→ **The task**
From the records below, pull each line that has "JSON".

→ **Stored records**
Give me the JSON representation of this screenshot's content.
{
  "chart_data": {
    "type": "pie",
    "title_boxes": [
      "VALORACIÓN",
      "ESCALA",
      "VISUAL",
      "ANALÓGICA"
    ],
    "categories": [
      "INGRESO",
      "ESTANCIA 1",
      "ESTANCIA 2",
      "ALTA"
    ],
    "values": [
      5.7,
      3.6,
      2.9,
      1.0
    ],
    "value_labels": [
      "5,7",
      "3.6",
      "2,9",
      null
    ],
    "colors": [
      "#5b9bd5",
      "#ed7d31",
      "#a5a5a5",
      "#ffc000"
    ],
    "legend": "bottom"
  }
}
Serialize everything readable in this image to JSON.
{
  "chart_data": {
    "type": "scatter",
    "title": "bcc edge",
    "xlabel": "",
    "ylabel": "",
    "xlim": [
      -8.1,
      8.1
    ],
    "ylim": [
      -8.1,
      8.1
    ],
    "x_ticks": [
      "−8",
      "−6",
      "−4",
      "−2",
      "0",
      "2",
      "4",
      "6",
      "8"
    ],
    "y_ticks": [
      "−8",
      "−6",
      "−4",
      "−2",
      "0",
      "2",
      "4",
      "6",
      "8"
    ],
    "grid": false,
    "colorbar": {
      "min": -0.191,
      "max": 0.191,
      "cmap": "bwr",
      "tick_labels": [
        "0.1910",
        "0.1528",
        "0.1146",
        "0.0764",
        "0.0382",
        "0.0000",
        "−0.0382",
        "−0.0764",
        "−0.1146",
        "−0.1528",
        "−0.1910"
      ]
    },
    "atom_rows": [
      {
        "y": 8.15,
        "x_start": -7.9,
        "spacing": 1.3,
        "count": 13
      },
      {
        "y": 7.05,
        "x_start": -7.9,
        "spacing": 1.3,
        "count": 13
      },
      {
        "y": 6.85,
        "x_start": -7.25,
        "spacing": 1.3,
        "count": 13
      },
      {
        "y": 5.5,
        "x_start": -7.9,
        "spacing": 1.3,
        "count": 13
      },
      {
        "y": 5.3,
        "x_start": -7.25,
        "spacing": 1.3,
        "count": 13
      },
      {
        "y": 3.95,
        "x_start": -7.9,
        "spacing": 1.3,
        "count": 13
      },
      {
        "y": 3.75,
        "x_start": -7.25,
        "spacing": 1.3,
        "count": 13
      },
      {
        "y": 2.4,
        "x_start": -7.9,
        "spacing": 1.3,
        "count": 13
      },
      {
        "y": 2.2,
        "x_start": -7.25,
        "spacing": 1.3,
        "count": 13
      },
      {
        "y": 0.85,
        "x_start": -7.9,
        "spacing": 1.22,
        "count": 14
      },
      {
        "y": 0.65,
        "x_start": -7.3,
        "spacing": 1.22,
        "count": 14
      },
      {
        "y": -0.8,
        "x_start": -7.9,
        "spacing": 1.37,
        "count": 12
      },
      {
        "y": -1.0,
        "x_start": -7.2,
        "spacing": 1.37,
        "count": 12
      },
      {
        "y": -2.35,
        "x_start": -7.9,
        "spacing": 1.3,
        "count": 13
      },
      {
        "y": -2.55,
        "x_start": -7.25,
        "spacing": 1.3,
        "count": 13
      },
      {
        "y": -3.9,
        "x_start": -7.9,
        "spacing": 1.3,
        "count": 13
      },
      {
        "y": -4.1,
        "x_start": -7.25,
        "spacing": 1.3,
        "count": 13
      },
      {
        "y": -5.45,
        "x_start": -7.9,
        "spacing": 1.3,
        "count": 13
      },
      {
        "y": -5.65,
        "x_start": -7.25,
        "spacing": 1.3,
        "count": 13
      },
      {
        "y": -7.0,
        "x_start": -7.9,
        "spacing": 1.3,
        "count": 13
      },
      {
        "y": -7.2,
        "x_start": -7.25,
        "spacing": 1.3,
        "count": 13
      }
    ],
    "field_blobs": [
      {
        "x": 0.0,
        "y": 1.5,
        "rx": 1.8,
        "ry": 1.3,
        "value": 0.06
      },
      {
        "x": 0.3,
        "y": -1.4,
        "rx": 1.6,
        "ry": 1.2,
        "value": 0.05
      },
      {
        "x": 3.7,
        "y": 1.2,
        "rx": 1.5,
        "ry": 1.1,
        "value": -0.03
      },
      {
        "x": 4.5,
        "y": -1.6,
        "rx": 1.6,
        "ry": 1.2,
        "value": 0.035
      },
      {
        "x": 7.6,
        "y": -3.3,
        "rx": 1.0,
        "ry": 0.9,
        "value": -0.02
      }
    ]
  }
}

→ **Solution for this task**
Give me the JSON representation of this screenshot's content.
Serialize everything readable in this image to JSON.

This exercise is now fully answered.